Excerpt from a dataset:
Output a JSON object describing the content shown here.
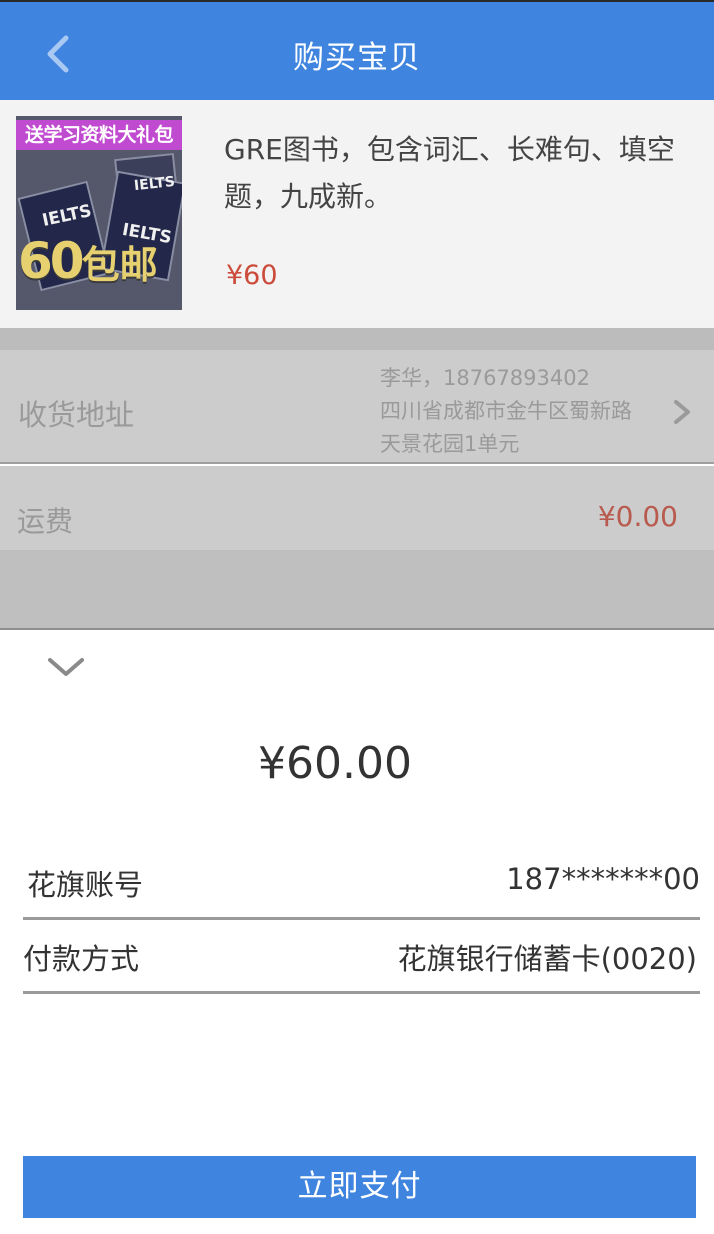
{
  "header": {
    "title": "购买宝贝"
  },
  "product": {
    "image": {
      "banner_text": "送学习资料大礼包",
      "promo_number": "60",
      "promo_text": "包邮",
      "book_label": "IELTS",
      "book_label_alt": "IELTS",
      "book_label_small": "IELTS"
    },
    "description": "GRE图书，包含词汇、长难句、填空题，九成新。",
    "price": "¥60"
  },
  "address": {
    "label": "收货地址",
    "contact": "李华，18767893402",
    "detail": "四川省成都市金牛区蜀新路天景花园1单元"
  },
  "shipping": {
    "label": "运费",
    "value": "¥0.00"
  },
  "payment": {
    "amount": "¥60.00",
    "account_label": "花旗账号",
    "account_value": "187*******00",
    "method_label": "付款方式",
    "method_value": "花旗银行储蓄卡(0020)",
    "pay_button_label": "立即支付"
  },
  "colors": {
    "primary": "#3f84de",
    "price": "#cc4a3a",
    "overlay": "#cccccc"
  }
}
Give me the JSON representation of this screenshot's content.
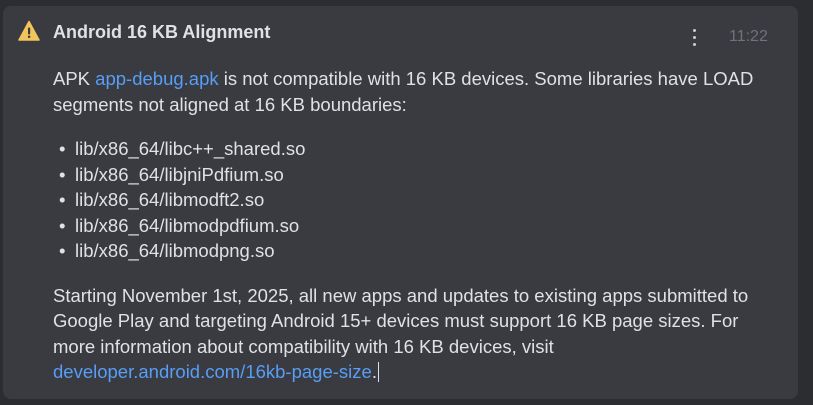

## Stated goal:
From the records given above, reproduce all text exactly and exclude each picture.

## Answer to this task:
Output a JSON object describing the content shown here.
{
  "header": {
    "title": "购买宝贝"
  },
  "product": {
    "image": {
      "banner_text": "送学习资料大礼包",
      "promo_number": "60",
      "promo_text": "包邮",
      "book_label": "IELTS",
      "book_label_alt": "IELTS",
      "book_label_small": "IELTS"
    },
    "description": "GRE图书，包含词汇、长难句、填空题，九成新。",
    "price": "¥60"
  },
  "address": {
    "label": "收货地址",
    "contact": "李华，18767893402",
    "detail": "四川省成都市金牛区蜀新路天景花园1单元"
  },
  "shipping": {
    "label": "运费",
    "value": "¥0.00"
  },
  "payment": {
    "amount": "¥60.00",
    "account_label": "花旗账号",
    "account_value": "187*******00",
    "method_label": "付款方式",
    "method_value": "花旗银行储蓄卡(0020)",
    "pay_button_label": "立即支付"
  },
  "colors": {
    "primary": "#3f84de",
    "price": "#cc4a3a",
    "overlay": "#cccccc"
  }
}
Give me the JSON representation of this screenshot's content.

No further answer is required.